[Stored records]
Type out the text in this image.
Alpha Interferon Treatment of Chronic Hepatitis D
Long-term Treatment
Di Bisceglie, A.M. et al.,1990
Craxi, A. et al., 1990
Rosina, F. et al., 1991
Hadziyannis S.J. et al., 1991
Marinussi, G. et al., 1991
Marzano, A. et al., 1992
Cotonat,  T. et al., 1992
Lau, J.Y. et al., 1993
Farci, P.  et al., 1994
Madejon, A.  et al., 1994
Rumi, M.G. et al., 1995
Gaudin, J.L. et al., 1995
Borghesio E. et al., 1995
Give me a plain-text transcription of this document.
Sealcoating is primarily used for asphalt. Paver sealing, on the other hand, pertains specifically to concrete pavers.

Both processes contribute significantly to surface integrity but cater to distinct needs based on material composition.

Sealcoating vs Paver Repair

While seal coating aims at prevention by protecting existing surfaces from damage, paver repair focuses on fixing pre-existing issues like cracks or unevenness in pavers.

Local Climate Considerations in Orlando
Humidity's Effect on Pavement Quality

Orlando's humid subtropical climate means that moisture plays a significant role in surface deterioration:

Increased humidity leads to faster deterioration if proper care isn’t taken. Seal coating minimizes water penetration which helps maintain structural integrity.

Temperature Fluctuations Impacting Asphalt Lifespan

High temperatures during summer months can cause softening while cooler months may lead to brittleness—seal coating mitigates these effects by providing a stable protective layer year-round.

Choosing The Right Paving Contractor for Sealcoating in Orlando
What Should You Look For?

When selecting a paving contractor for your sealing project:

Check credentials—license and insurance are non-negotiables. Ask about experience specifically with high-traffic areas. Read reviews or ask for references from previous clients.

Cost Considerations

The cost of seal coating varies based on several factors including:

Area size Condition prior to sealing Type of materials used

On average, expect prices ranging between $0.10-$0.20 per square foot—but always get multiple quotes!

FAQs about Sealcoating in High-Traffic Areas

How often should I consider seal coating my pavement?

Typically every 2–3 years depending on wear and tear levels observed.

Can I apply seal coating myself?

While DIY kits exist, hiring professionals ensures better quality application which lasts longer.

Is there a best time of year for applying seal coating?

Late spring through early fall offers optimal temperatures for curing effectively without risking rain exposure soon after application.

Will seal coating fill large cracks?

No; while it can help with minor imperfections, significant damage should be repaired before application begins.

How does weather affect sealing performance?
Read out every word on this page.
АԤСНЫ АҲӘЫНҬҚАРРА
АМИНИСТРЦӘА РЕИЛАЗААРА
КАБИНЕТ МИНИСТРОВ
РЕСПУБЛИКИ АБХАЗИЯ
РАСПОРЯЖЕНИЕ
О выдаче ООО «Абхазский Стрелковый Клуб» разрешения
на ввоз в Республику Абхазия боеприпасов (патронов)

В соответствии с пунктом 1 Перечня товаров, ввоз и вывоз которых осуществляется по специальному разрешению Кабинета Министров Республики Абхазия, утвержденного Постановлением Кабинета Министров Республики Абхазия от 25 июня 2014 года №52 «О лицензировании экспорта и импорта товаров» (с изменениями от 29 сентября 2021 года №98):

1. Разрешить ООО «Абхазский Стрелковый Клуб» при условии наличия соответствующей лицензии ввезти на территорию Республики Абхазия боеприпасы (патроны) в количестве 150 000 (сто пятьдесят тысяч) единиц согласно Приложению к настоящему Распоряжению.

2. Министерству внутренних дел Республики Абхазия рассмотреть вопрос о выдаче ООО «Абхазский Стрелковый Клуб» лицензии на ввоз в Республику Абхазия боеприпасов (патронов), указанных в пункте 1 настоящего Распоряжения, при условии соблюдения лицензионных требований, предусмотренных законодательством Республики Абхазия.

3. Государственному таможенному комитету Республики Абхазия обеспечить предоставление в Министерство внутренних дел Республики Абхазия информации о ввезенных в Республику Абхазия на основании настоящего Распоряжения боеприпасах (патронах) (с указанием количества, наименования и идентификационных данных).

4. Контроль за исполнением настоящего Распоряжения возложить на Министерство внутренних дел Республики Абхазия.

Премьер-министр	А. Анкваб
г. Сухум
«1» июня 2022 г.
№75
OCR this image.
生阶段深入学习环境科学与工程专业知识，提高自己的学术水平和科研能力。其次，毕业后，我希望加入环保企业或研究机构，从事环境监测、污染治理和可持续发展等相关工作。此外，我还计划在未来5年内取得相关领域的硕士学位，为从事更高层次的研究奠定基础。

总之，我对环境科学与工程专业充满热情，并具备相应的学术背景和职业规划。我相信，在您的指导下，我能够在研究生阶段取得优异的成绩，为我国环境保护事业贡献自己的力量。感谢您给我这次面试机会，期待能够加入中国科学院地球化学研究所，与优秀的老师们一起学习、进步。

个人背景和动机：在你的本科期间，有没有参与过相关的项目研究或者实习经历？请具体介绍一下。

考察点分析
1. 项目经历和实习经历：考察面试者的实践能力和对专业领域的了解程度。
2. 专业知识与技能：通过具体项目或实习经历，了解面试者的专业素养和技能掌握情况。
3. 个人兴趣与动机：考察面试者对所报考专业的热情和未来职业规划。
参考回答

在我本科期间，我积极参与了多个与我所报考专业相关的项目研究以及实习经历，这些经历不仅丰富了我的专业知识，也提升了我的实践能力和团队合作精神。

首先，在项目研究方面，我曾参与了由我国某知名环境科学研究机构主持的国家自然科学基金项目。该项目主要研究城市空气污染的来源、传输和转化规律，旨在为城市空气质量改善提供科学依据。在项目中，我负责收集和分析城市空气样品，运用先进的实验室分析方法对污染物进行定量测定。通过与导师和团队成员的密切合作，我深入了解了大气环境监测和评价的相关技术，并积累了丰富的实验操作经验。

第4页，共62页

### EXERCISE DESCRIPTION
Check each line above for "Sealcoating" and return the ones that have it.

### OUTPUT FOR THIS TASK
Sealcoating is primarily used for asphalt. Paver sealing, on the other hand, pertains specifically to concrete pavers.
Sealcoating vs Paver Repair
Choosing The Right Paving Contractor for Sealcoating in Orlando
FAQs about Sealcoating in High-Traffic Areas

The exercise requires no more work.